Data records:
+===+

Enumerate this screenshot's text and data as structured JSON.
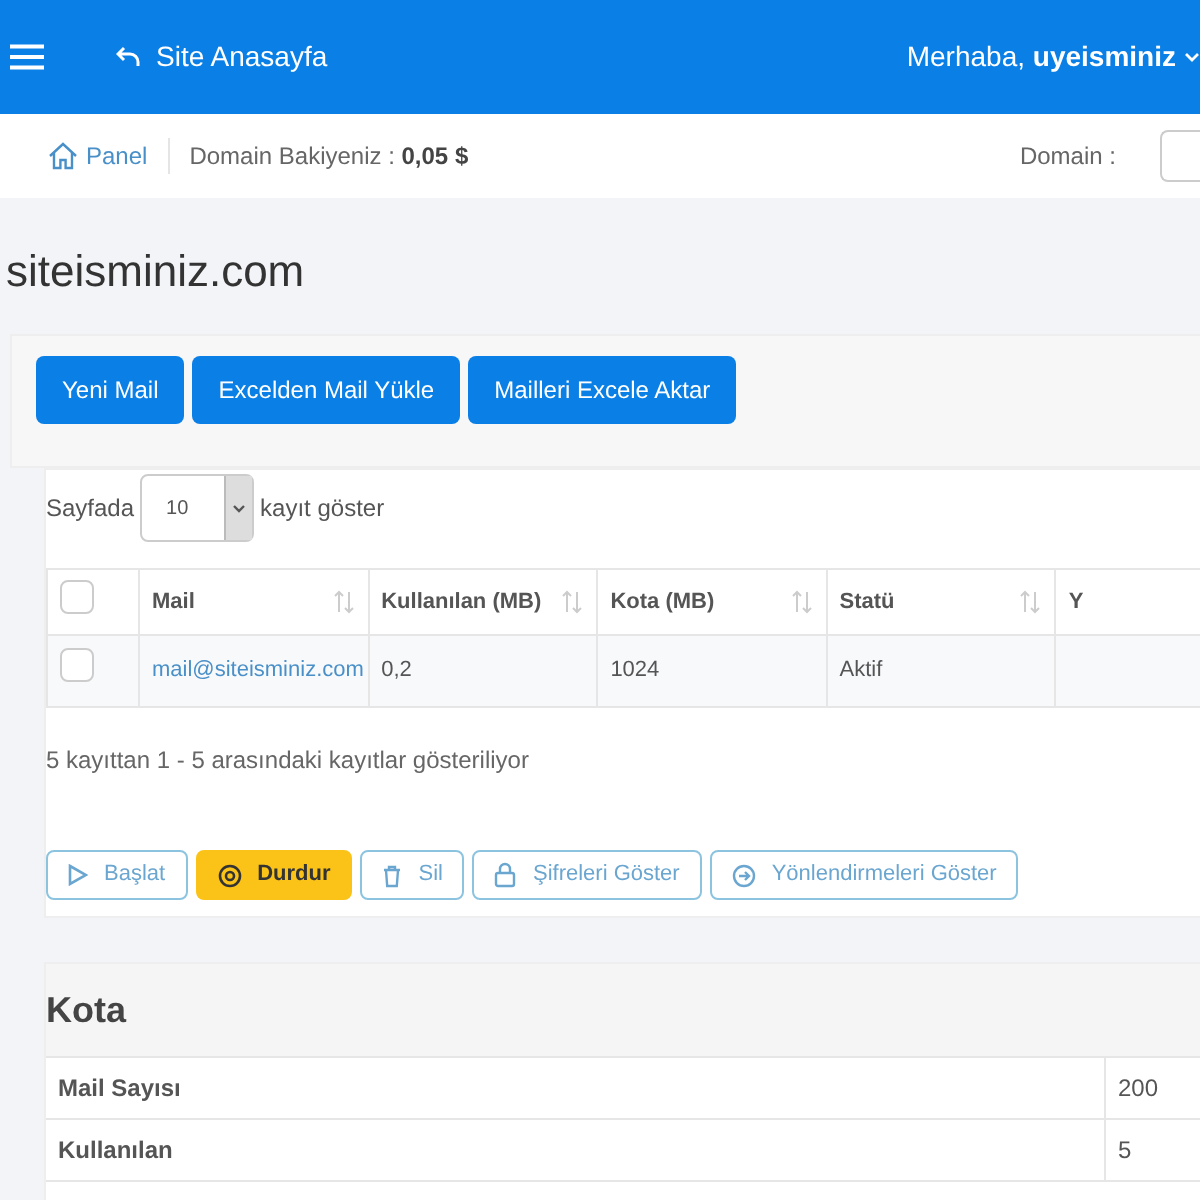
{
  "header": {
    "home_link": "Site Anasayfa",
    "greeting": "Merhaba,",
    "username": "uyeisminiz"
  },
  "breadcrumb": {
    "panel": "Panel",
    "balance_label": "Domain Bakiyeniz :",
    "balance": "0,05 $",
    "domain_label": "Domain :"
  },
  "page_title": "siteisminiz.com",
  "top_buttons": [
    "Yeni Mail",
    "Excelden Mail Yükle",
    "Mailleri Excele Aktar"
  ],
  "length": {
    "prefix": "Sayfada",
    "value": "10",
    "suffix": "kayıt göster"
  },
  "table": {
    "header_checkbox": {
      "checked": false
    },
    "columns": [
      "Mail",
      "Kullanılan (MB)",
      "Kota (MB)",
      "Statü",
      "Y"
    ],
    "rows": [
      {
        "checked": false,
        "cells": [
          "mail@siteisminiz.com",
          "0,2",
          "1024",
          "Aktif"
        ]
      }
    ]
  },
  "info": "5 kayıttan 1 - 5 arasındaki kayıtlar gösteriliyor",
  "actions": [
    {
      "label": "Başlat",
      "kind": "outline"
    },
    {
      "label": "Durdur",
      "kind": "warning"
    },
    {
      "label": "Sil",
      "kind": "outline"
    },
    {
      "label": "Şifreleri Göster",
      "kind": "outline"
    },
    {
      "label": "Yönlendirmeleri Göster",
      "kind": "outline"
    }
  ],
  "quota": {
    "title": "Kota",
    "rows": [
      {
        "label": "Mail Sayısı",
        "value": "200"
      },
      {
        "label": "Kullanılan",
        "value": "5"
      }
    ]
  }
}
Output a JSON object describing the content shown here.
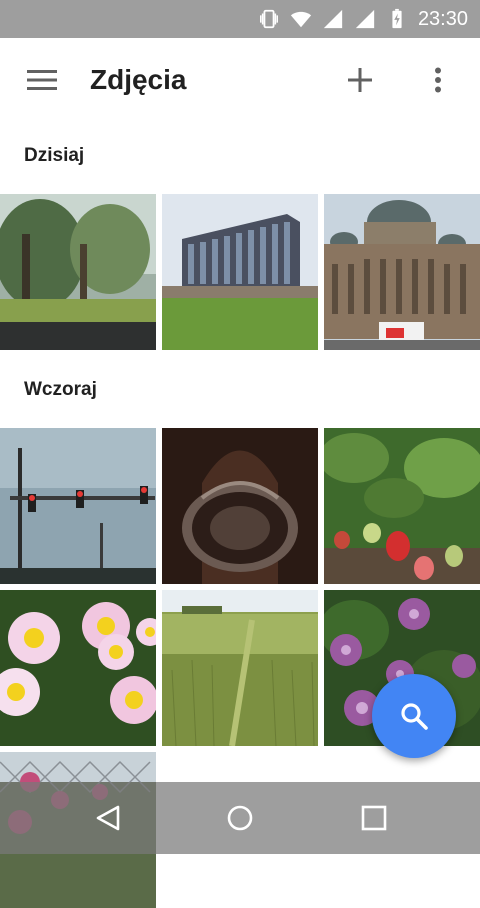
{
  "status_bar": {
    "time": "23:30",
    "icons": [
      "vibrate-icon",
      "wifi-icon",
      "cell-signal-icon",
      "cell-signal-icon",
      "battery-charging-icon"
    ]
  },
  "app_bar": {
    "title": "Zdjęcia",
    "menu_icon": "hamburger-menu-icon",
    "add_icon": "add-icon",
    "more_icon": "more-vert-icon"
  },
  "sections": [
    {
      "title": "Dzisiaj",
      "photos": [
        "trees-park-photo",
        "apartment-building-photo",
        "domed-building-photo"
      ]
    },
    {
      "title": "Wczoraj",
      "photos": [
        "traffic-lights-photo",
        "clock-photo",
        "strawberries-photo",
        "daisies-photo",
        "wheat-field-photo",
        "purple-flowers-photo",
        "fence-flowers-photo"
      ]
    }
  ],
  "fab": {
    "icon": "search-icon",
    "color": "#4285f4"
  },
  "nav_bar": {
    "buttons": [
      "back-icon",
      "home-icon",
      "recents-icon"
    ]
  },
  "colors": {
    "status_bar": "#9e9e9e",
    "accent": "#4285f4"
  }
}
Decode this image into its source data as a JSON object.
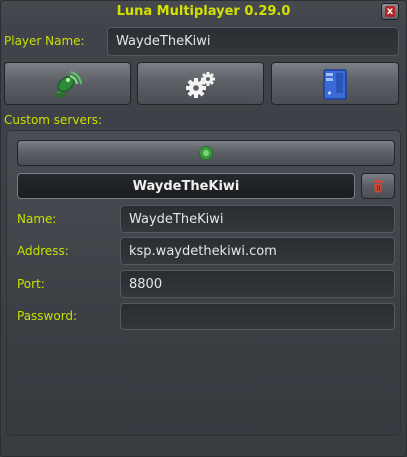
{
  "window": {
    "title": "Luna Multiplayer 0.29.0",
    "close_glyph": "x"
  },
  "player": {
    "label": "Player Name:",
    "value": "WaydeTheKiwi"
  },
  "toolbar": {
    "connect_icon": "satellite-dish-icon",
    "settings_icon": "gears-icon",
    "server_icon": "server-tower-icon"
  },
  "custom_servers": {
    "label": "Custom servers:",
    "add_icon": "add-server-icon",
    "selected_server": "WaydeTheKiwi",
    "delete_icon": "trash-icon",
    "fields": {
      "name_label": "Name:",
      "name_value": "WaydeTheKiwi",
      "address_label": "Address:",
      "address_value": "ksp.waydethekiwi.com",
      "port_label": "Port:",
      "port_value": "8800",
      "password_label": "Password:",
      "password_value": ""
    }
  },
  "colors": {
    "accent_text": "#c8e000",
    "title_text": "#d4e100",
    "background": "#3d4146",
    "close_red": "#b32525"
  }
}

+===+

#### Goal of the exercise
Using the material above, retype each entry exactly and omit the pictures.

#### Output for this exercise
Enumerate this screenshot's text and data as structured JSON.
{
  "header": {
    "home_link": "Site Anasayfa",
    "greeting": "Merhaba,",
    "username": "uyeisminiz"
  },
  "breadcrumb": {
    "panel": "Panel",
    "balance_label": "Domain Bakiyeniz :",
    "balance": "0,05 $",
    "domain_label": "Domain :"
  },
  "page_title": "siteisminiz.com",
  "top_buttons": [
    "Yeni Mail",
    "Excelden Mail Yükle",
    "Mailleri Excele Aktar"
  ],
  "length": {
    "prefix": "Sayfada",
    "value": "10",
    "suffix": "kayıt göster"
  },
  "table": {
    "header_checkbox": {
      "checked": false
    },
    "columns": [
      "Mail",
      "Kullanılan (MB)",
      "Kota (MB)",
      "Statü",
      "Y"
    ],
    "rows": [
      {
        "checked": false,
        "cells": [
          "mail@siteisminiz.com",
          "0,2",
          "1024",
          "Aktif"
        ]
      }
    ]
  },
  "info": "5 kayıttan 1 - 5 arasındaki kayıtlar gösteriliyor",
  "actions": [
    {
      "label": "Başlat",
      "kind": "outline"
    },
    {
      "label": "Durdur",
      "kind": "warning"
    },
    {
      "label": "Sil",
      "kind": "outline"
    },
    {
      "label": "Şifreleri Göster",
      "kind": "outline"
    },
    {
      "label": "Yönlendirmeleri Göster",
      "kind": "outline"
    }
  ],
  "quota": {
    "title": "Kota",
    "rows": [
      {
        "label": "Mail Sayısı",
        "value": "200"
      },
      {
        "label": "Kullanılan",
        "value": "5"
      }
    ]
  }
}
Output a JSON object describing the content shown here.
{
  "status_bar": {
    "time": "23:30",
    "icons": [
      "vibrate-icon",
      "wifi-icon",
      "cell-signal-icon",
      "cell-signal-icon",
      "battery-charging-icon"
    ]
  },
  "app_bar": {
    "title": "Zdjęcia",
    "menu_icon": "hamburger-menu-icon",
    "add_icon": "add-icon",
    "more_icon": "more-vert-icon"
  },
  "sections": [
    {
      "title": "Dzisiaj",
      "photos": [
        "trees-park-photo",
        "apartment-building-photo",
        "domed-building-photo"
      ]
    },
    {
      "title": "Wczoraj",
      "photos": [
        "traffic-lights-photo",
        "clock-photo",
        "strawberries-photo",
        "daisies-photo",
        "wheat-field-photo",
        "purple-flowers-photo",
        "fence-flowers-photo"
      ]
    }
  ],
  "fab": {
    "icon": "search-icon",
    "color": "#4285f4"
  },
  "nav_bar": {
    "buttons": [
      "back-icon",
      "home-icon",
      "recents-icon"
    ]
  },
  "colors": {
    "status_bar": "#9e9e9e",
    "accent": "#4285f4"
  }
}
Decode this image into its source data as a JSON object.
{
  "window": {
    "title": "Luna Multiplayer 0.29.0",
    "close_glyph": "x"
  },
  "player": {
    "label": "Player Name:",
    "value": "WaydeTheKiwi"
  },
  "toolbar": {
    "connect_icon": "satellite-dish-icon",
    "settings_icon": "gears-icon",
    "server_icon": "server-tower-icon"
  },
  "custom_servers": {
    "label": "Custom servers:",
    "add_icon": "add-server-icon",
    "selected_server": "WaydeTheKiwi",
    "delete_icon": "trash-icon",
    "fields": {
      "name_label": "Name:",
      "name_value": "WaydeTheKiwi",
      "address_label": "Address:",
      "address_value": "ksp.waydethekiwi.com",
      "port_label": "Port:",
      "port_value": "8800",
      "password_label": "Password:",
      "password_value": ""
    }
  },
  "colors": {
    "accent_text": "#c8e000",
    "title_text": "#d4e100",
    "background": "#3d4146",
    "close_red": "#b32525"
  }
}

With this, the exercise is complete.